> Given instruction:
Write out the listing below without alteration, omitting its pictures.

■ ■ ■ ■ ■

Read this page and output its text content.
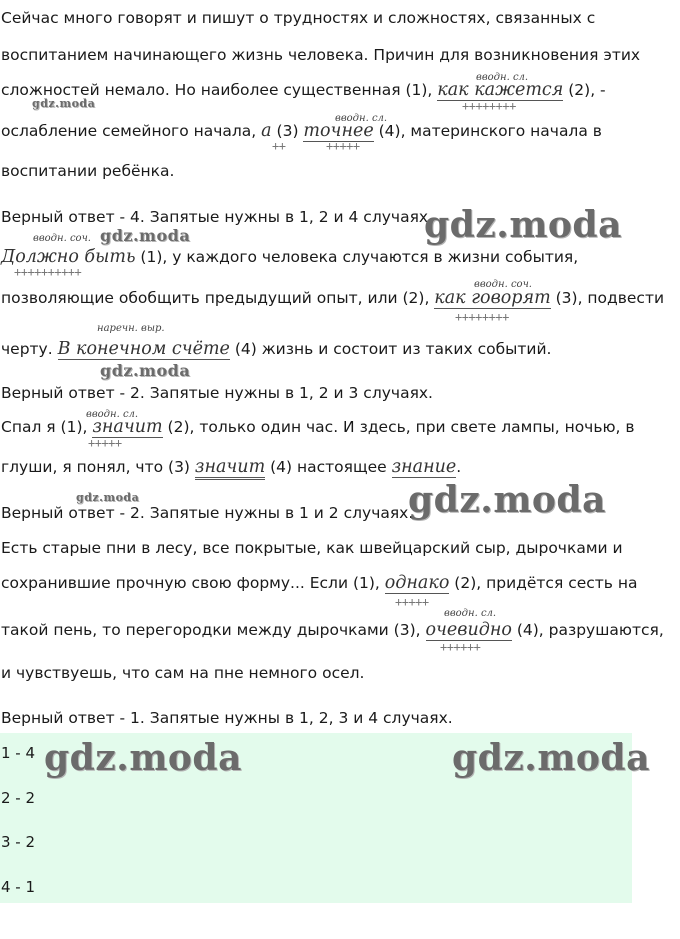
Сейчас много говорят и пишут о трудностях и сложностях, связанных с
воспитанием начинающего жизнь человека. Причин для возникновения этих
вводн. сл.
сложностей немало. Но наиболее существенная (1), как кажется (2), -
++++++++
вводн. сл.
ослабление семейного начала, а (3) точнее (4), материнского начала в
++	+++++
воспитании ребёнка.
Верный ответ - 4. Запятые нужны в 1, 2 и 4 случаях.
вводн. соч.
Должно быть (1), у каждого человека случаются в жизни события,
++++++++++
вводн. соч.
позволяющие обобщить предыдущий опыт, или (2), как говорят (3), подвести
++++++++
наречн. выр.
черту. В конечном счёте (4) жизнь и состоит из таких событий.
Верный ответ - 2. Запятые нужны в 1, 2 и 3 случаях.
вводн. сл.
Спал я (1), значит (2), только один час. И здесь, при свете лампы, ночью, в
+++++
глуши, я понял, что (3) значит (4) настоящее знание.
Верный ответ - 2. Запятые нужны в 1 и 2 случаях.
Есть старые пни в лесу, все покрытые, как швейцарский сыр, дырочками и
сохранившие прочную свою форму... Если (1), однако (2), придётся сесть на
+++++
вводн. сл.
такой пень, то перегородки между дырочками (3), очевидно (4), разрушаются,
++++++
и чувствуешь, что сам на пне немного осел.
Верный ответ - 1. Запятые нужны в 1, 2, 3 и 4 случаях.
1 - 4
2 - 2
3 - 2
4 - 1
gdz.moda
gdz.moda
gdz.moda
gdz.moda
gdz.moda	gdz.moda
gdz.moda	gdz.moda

■ ■ ■ ■ ■

> Response below:
Read this page and output its text content.
Сейчас много говорят и пишут о трудностях и сложностях, связанных с
воспитанием начинающего жизнь человека. Причин для возникновения этих
вводн. сл.
сложностей немало. Но наиболее существенная (1), как кажется (2), -
++++++++
вводн. сл.
ослабление семейного начала, а (3) точнее (4), материнского начала в
++	+++++
воспитании ребёнка.
Верный ответ - 4. Запятые нужны в 1, 2 и 4 случаях.
вводн. соч.
Должно быть (1), у каждого человека случаются в жизни события,
++++++++++
вводн. соч.
позволяющие обобщить предыдущий опыт, или (2), как говорят (3), подвести
++++++++
наречн. выр.
черту. В конечном счёте (4) жизнь и состоит из таких событий.
Верный ответ - 2. Запятые нужны в 1, 2 и 3 случаях.
вводн. сл.
Спал я (1), значит (2), только один час. И здесь, при свете лампы, ночью, в
+++++
глуши, я понял, что (3) значит (4) настоящее знание.
Верный ответ - 2. Запятые нужны в 1 и 2 случаях.
Есть старые пни в лесу, все покрытые, как швейцарский сыр, дырочками и
сохранившие прочную свою форму... Если (1), однако (2), придётся сесть на
+++++
вводн. сл.
такой пень, то перегородки между дырочками (3), очевидно (4), разрушаются,
++++++
и чувствуешь, что сам на пне немного осел.
Верный ответ - 1. Запятые нужны в 1, 2, 3 и 4 случаях.
1 - 4
2 - 2
3 - 2
4 - 1
gdz.moda
gdz.moda
gdz.moda
gdz.moda
gdz.moda	gdz.moda
gdz.moda	gdz.moda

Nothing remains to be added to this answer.